» **WHAT YOU HAVE TO DO**: Transcribe every line exactly. Leave the pictures behind.

[Stored entries]
____________

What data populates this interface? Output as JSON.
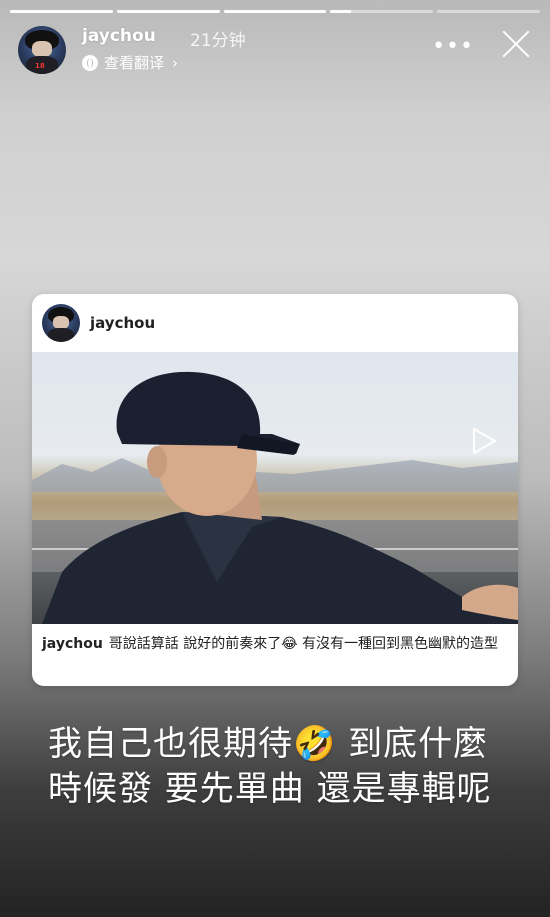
{
  "progress": {
    "segments": [
      1,
      1,
      1,
      0.2,
      0
    ]
  },
  "header": {
    "username": "jaychou",
    "time": "21分钟",
    "translate_label": "查看翻译",
    "more_symbol": "•••"
  },
  "shared_post": {
    "username": "jaychou",
    "caption_user": "jaychou",
    "caption_text": "哥說話算話 說好的前奏來了😂 有沒有一種回到黑色幽默的造型"
  },
  "overlay_text": "我自己也很期待🤣 到底什麼時候發 要先單曲 還是專輯呢",
  "colors": {
    "text_white": "#ffffff",
    "card_bg": "#ffffff",
    "caption_text": "#222222"
  },
  "icons": [
    "translate-globe-icon",
    "chevron-right-icon",
    "more-icon",
    "close-icon",
    "play-icon"
  ]
}
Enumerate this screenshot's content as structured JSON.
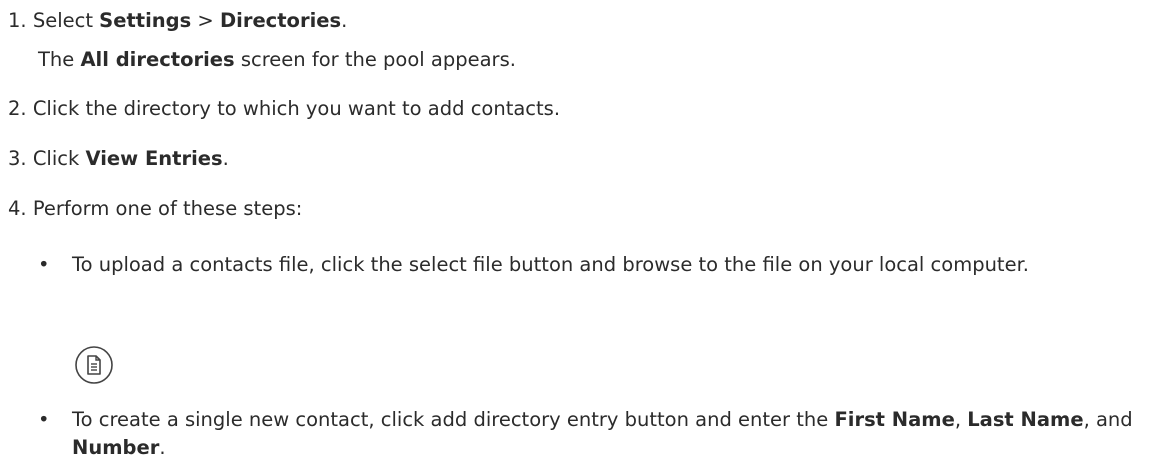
{
  "steps": [
    {
      "number": "1.",
      "prefix": "Select ",
      "bold1": "Settings",
      "sep": " > ",
      "bold2": "Directories",
      "suffix": ".",
      "result": {
        "prefix": "The ",
        "bold": "All directories",
        "suffix": " screen for the pool appears."
      }
    },
    {
      "number": "2.",
      "text": "Click the directory to which you want to add contacts."
    },
    {
      "number": "3.",
      "prefix": "Click ",
      "bold": "View Entries",
      "suffix": "."
    },
    {
      "number": "4.",
      "text": "Perform one of these steps:"
    }
  ],
  "bullets": [
    {
      "marker": "•",
      "text": "To upload a contacts file, click the select file button and browse to the file on your local computer.",
      "icon": "select-file-icon"
    },
    {
      "marker": "•",
      "prefix": "To create a single new contact, click add directory entry button and enter the ",
      "bold1": "First Name",
      "sep1": ", ",
      "bold2": "Last Name",
      "sep2": ", and ",
      "bold3": "Number",
      "suffix": "."
    }
  ]
}
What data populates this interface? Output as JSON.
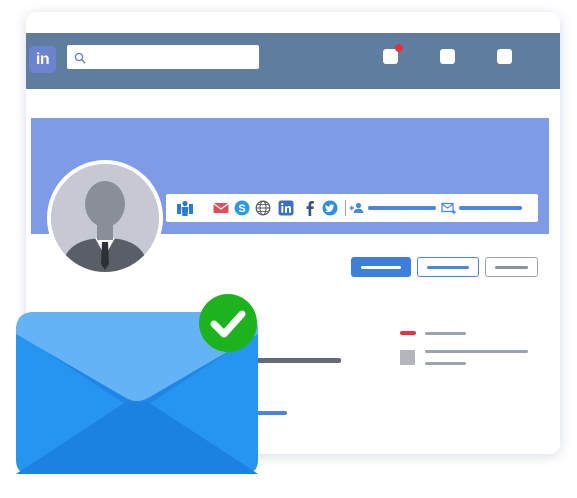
{
  "app": {
    "logo_text": "in",
    "brand_color": "#6c84cf",
    "topbar_color": "#5f7d9f",
    "cover_color": "#7f9be6"
  },
  "search": {
    "placeholder": "",
    "value": ""
  },
  "icons": {
    "topbar": [
      "search-icon",
      "notification-icon",
      "messages-icon",
      "account-icon"
    ],
    "contact": [
      "person-icon",
      "email-icon",
      "skype-icon",
      "globe-icon",
      "linkedin-icon",
      "facebook-icon",
      "twitter-icon",
      "add-connection-icon",
      "message-icon"
    ],
    "overlay": [
      "envelope-icon",
      "checkmark-icon"
    ]
  },
  "status": {
    "notification_color": "#e2333e",
    "success_color": "#1db31d",
    "tag_color": "#e2333e"
  }
}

____________

» **COMPLETED EXERCISE**:
What data populates this interface? Output as JSON.
{
  "progress": {
    "segments": [
      1,
      1,
      1,
      0.2,
      0
    ]
  },
  "header": {
    "username": "jaychou",
    "time": "21分钟",
    "translate_label": "查看翻译",
    "more_symbol": "•••"
  },
  "shared_post": {
    "username": "jaychou",
    "caption_user": "jaychou",
    "caption_text": "哥說話算話 說好的前奏來了😂 有沒有一種回到黑色幽默的造型"
  },
  "overlay_text": "我自己也很期待🤣 到底什麼時候發 要先單曲 還是專輯呢",
  "colors": {
    "text_white": "#ffffff",
    "card_bg": "#ffffff",
    "caption_text": "#222222"
  },
  "icons": [
    "translate-globe-icon",
    "chevron-right-icon",
    "more-icon",
    "close-icon",
    "play-icon"
  ]
}
Enumerate this screenshot's content as structured JSON.
{
  "steps": [
    {
      "number": "1.",
      "prefix": "Select ",
      "bold1": "Settings",
      "sep": " > ",
      "bold2": "Directories",
      "suffix": ".",
      "result": {
        "prefix": "The ",
        "bold": "All directories",
        "suffix": " screen for the pool appears."
      }
    },
    {
      "number": "2.",
      "text": "Click the directory to which you want to add contacts."
    },
    {
      "number": "3.",
      "prefix": "Click ",
      "bold": "View Entries",
      "suffix": "."
    },
    {
      "number": "4.",
      "text": "Perform one of these steps:"
    }
  ],
  "bullets": [
    {
      "marker": "•",
      "text": "To upload a contacts file, click the select file button and browse to the file on your local computer.",
      "icon": "select-file-icon"
    },
    {
      "marker": "•",
      "prefix": "To create a single new contact, click add directory entry button and enter the ",
      "bold1": "First Name",
      "sep1": ", ",
      "bold2": "Last Name",
      "sep2": ", and ",
      "bold3": "Number",
      "suffix": "."
    }
  ]
}
What data populates this interface? Output as JSON.
{
  "app": {
    "logo_text": "in",
    "brand_color": "#6c84cf",
    "topbar_color": "#5f7d9f",
    "cover_color": "#7f9be6"
  },
  "search": {
    "placeholder": "",
    "value": ""
  },
  "icons": {
    "topbar": [
      "search-icon",
      "notification-icon",
      "messages-icon",
      "account-icon"
    ],
    "contact": [
      "person-icon",
      "email-icon",
      "skype-icon",
      "globe-icon",
      "linkedin-icon",
      "facebook-icon",
      "twitter-icon",
      "add-connection-icon",
      "message-icon"
    ],
    "overlay": [
      "envelope-icon",
      "checkmark-icon"
    ]
  },
  "status": {
    "notification_color": "#e2333e",
    "success_color": "#1db31d",
    "tag_color": "#e2333e"
  }
}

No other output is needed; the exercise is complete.